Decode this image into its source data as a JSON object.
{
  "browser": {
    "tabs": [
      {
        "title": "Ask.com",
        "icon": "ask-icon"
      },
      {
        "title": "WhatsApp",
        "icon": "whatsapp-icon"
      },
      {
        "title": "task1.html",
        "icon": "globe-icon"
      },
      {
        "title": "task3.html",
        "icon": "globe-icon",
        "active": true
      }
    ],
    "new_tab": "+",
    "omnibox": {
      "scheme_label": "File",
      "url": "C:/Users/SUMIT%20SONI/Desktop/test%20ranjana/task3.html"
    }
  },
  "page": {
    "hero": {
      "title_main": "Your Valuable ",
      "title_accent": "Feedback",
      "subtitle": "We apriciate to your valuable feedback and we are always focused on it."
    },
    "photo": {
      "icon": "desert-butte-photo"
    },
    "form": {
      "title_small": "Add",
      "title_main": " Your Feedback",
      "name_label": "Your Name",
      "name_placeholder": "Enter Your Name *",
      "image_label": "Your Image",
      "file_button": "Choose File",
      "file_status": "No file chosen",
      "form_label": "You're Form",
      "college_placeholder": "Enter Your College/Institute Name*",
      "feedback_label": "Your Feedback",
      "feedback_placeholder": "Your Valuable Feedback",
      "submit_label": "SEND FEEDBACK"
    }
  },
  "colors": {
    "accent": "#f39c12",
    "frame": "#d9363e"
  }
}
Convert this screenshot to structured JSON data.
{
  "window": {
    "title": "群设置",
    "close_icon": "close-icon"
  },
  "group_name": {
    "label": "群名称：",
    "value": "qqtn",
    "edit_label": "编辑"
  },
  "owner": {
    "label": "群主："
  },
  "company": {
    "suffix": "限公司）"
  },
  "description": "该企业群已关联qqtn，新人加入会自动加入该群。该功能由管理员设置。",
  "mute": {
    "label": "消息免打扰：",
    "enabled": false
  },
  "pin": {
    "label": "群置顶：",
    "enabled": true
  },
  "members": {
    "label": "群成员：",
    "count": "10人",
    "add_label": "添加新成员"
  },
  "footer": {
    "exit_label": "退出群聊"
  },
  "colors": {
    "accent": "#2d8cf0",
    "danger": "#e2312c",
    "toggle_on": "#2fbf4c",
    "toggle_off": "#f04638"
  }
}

--

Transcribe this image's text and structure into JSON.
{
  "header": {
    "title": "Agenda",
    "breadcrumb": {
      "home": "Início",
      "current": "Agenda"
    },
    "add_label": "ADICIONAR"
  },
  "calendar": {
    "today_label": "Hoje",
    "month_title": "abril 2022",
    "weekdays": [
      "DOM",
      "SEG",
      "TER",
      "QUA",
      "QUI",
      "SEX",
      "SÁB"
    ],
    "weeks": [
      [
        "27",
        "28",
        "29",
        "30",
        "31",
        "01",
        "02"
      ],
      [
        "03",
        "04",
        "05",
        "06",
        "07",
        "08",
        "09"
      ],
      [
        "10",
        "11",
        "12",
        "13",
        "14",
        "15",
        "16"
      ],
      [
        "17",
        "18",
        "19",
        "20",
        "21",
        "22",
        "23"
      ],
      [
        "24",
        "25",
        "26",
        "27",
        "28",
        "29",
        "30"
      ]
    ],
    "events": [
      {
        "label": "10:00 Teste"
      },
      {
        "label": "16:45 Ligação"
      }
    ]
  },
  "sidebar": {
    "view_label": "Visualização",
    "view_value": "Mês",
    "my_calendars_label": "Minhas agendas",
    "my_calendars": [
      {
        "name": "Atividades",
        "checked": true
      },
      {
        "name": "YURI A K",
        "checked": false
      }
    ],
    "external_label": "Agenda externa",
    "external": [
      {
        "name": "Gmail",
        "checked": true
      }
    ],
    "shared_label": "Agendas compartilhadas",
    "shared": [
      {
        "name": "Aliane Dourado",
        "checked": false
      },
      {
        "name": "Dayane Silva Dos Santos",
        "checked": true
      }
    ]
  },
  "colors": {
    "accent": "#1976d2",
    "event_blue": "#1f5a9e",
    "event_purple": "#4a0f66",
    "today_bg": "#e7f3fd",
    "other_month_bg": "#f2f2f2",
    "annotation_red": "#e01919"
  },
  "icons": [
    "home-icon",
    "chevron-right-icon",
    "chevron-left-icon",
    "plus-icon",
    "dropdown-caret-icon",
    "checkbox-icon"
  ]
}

Stated exercise
Tell how many lines of the records above hold the string "chevron". Give no other text.

Solved problem
2